----- Exercise materials -----

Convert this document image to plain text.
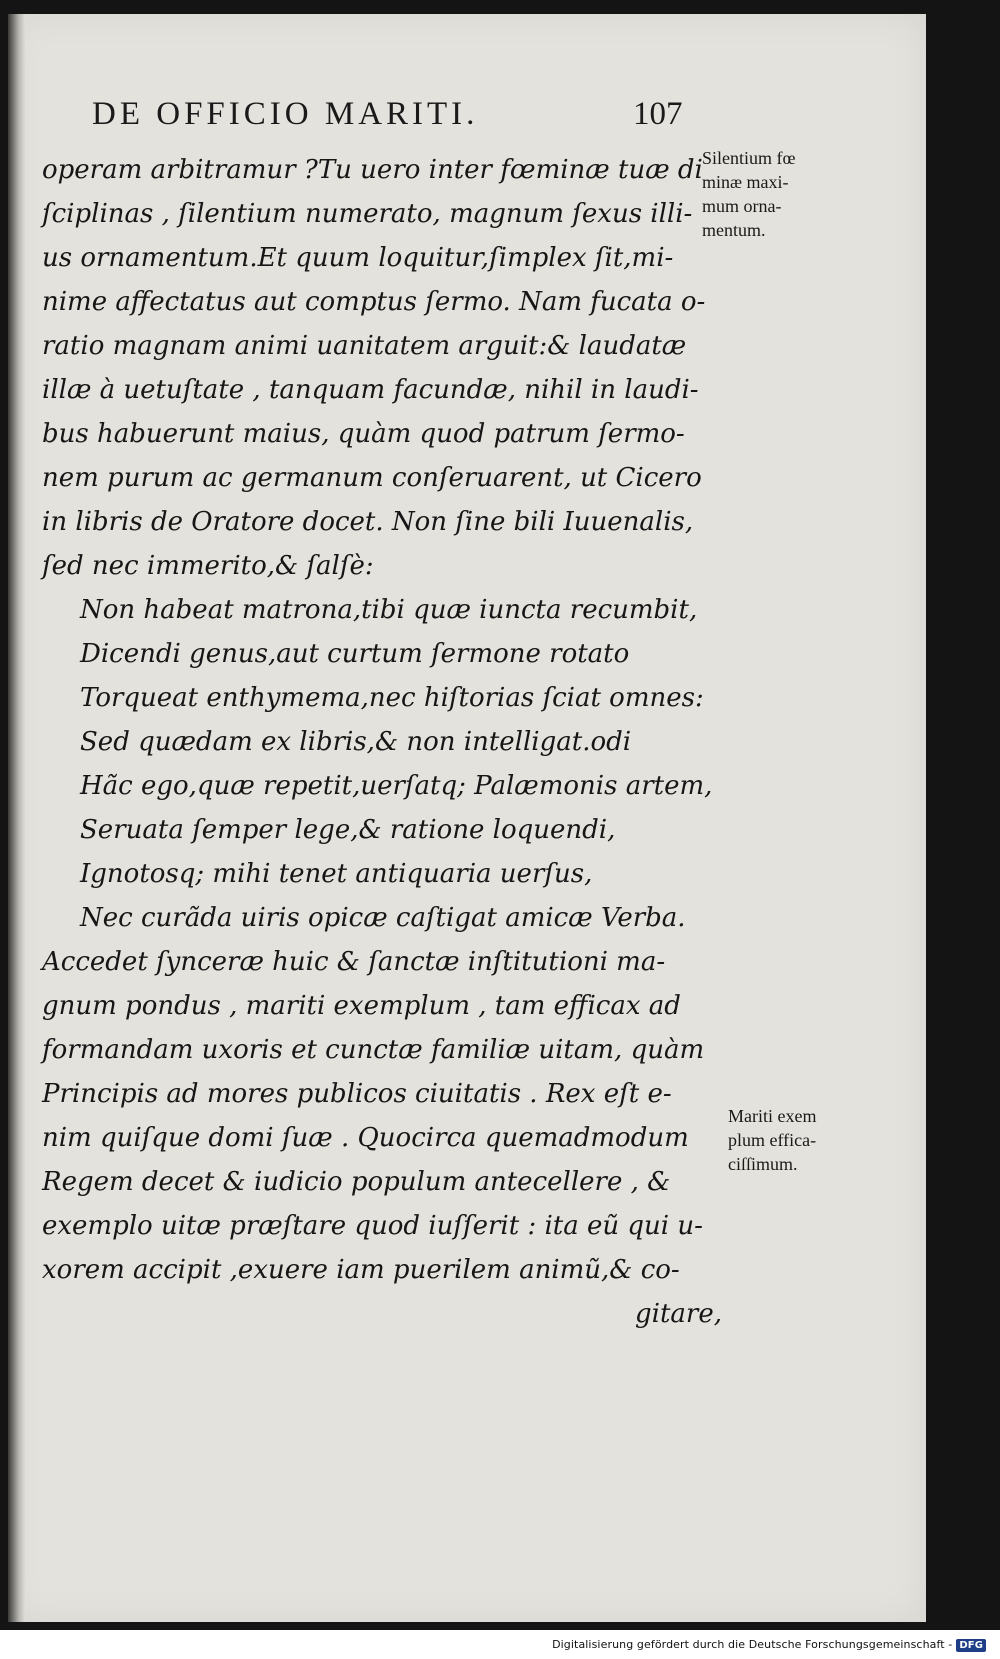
DE OFFICIO MARITI.	107
operam arbitramur ?Tu uero inter fœminæ tuæ di
ſciplinas , ſilentium numerato, magnum ſexus illi-
us ornamentum.Et quum loquitur,ſimplex ſit,mi-
nime affectatus aut comptus ſermo. Nam fucata o-
ratio magnam animi uanitatem arguit:& laudatæ
illæ à uetuſtate , tanquam facundæ, nihil in laudi-
bus habuerunt maius, quàm quod patrum ſermo-
nem purum ac germanum conſeruarent, ut Cicero
in libris de Oratore docet. Non ſine bili Iuuenalis,
ſed nec immerito,& ſalſè:
Non habeat matrona,tibi quæ iuncta recumbit,
Dicendi genus,aut curtum ſermone rotato
Torqueat enthymema,nec hiſtorias ſciat omnes:
Sed quædam ex libris,& non intelligat.odi
Hãc ego,quæ repetit,uerſatq; Palæmonis artem,
Seruata ſemper lege,& ratione loquendi,
Ignotosq; mihi tenet antiquaria uerſus,
Nec curãda uiris opicæ caſtigat amicæ Verba.
Accedet ſynceræ huic & ſanctæ inſtitutioni ma-
gnum pondus , mariti exemplum , tam efficax ad
formandam uxoris et cunctæ familiæ uitam, quàm
Principis ad mores publicos ciuitatis . Rex eſt e-
nim quiſque domi ſuæ . Quocirca quemadmodum
Regem decet & iudicio populum antecellere , &
exemplo uitæ præſtare quod iuſſerit : ita eũ qui u-
xorem accipit ,exuere iam puerilem animũ,& co-
gitare,
Silentium fœ
minæ maxi-
mum orna-
mentum.
Mariti exem
plum effica-
ciſſimum.
Digitalisierung gefördert durch die Deutsche Forschungsgemeinschaft - DFG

-----

**Directions**
Go through the data and count each line that has the word "libris", then give the total alone.

**Exercise response**
2